[Dataset items]

════════════════

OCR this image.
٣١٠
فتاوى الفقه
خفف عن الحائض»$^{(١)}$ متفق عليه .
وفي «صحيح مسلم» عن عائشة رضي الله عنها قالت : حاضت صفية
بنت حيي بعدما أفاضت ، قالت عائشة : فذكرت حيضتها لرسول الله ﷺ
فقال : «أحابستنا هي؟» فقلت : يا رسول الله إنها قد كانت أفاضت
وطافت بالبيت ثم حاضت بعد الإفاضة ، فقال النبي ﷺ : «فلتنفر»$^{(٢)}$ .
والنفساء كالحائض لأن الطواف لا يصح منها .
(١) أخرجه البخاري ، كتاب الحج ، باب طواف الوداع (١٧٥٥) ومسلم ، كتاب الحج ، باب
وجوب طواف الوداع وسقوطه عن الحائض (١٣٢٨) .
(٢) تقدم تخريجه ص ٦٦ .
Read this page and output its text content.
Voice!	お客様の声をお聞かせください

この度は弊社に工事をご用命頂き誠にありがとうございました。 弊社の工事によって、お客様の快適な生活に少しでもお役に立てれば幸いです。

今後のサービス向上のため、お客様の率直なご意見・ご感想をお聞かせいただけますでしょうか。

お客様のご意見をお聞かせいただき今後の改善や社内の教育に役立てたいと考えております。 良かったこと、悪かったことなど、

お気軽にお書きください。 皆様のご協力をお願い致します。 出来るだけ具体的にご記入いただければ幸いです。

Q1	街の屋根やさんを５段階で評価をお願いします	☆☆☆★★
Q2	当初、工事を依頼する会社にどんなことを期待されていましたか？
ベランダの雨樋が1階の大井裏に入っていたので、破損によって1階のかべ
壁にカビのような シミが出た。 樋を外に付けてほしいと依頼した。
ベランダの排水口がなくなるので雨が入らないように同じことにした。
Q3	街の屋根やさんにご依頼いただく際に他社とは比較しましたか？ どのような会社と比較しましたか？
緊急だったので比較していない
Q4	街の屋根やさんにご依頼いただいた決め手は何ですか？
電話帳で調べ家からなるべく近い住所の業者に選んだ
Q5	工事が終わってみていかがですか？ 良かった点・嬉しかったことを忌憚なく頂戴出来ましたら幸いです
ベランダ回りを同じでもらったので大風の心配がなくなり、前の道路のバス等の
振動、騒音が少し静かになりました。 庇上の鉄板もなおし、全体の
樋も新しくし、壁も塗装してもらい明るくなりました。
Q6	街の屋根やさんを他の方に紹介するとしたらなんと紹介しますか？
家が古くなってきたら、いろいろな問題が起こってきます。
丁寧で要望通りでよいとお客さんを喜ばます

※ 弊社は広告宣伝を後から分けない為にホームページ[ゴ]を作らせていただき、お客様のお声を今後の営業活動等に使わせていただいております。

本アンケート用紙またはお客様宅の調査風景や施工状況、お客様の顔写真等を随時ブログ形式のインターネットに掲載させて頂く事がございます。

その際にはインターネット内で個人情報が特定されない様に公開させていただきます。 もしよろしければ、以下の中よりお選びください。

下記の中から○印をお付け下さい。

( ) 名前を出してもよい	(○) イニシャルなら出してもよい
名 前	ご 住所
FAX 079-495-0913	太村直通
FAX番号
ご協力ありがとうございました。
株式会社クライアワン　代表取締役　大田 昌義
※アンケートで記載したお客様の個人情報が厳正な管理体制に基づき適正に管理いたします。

════════════════

__WRITTEN TASK__
The records above are to be repeated exactly, in their entirety.

__RESPONSE__
OCR this image.
٣١٠
فتاوى الفقه
خفف عن الحائض»$^{(١)}$ متفق عليه .
وفي «صحيح مسلم» عن عائشة رضي الله عنها قالت : حاضت صفية
بنت حيي بعدما أفاضت ، قالت عائشة : فذكرت حيضتها لرسول الله ﷺ
فقال : «أحابستنا هي؟» فقلت : يا رسول الله إنها قد كانت أفاضت
وطافت بالبيت ثم حاضت بعد الإفاضة ، فقال النبي ﷺ : «فلتنفر»$^{(٢)}$ .
والنفساء كالحائض لأن الطواف لا يصح منها .
(١) أخرجه البخاري ، كتاب الحج ، باب طواف الوداع (١٧٥٥) ومسلم ، كتاب الحج ، باب
وجوب طواف الوداع وسقوطه عن الحائض (١٣٢٨) .
(٢) تقدم تخريجه ص ٦٦ .
Read this page and output its text content.
Voice!	お客様の声をお聞かせください

この度は弊社に工事をご用命頂き誠にありがとうございました。 弊社の工事によって、お客様の快適な生活に少しでもお役に立てれば幸いです。

今後のサービス向上のため、お客様の率直なご意見・ご感想をお聞かせいただけますでしょうか。

お客様のご意見をお聞かせいただき今後の改善や社内の教育に役立てたいと考えております。 良かったこと、悪かったことなど、

お気軽にお書きください。 皆様のご協力をお願い致します。 出来るだけ具体的にご記入いただければ幸いです。

Q1	街の屋根やさんを５段階で評価をお願いします	☆☆☆★★
Q2	当初、工事を依頼する会社にどんなことを期待されていましたか？
ベランダの雨樋が1階の大井裏に入っていたので、破損によって1階のかべ
壁にカビのような シミが出た。 樋を外に付けてほしいと依頼した。
ベランダの排水口がなくなるので雨が入らないように同じことにした。
Q3	街の屋根やさんにご依頼いただく際に他社とは比較しましたか？ どのような会社と比較しましたか？
緊急だったので比較していない
Q4	街の屋根やさんにご依頼いただいた決め手は何ですか？
電話帳で調べ家からなるべく近い住所の業者に選んだ
Q5	工事が終わってみていかがですか？ 良かった点・嬉しかったことを忌憚なく頂戴出来ましたら幸いです
ベランダ回りを同じでもらったので大風の心配がなくなり、前の道路のバス等の
振動、騒音が少し静かになりました。 庇上の鉄板もなおし、全体の
樋も新しくし、壁も塗装してもらい明るくなりました。
Q6	街の屋根やさんを他の方に紹介するとしたらなんと紹介しますか？
家が古くなってきたら、いろいろな問題が起こってきます。
丁寧で要望通りでよいとお客さんを喜ばます

※ 弊社は広告宣伝を後から分けない為にホームページ[ゴ]を作らせていただき、お客様のお声を今後の営業活動等に使わせていただいております。

本アンケート用紙またはお客様宅の調査風景や施工状況、お客様の顔写真等を随時ブログ形式のインターネットに掲載させて頂く事がございます。

その際にはインターネット内で個人情報が特定されない様に公開させていただきます。 もしよろしければ、以下の中よりお選びください。

下記の中から○印をお付け下さい。

( ) 名前を出してもよい	(○) イニシャルなら出してもよい
名 前	ご 住所
FAX 079-495-0913	太村直通
FAX番号
ご協力ありがとうございました。
株式会社クライアワン　代表取締役　大田 昌義
※アンケートで記載したお客様の個人情報が厳正な管理体制に基づき適正に管理いたします。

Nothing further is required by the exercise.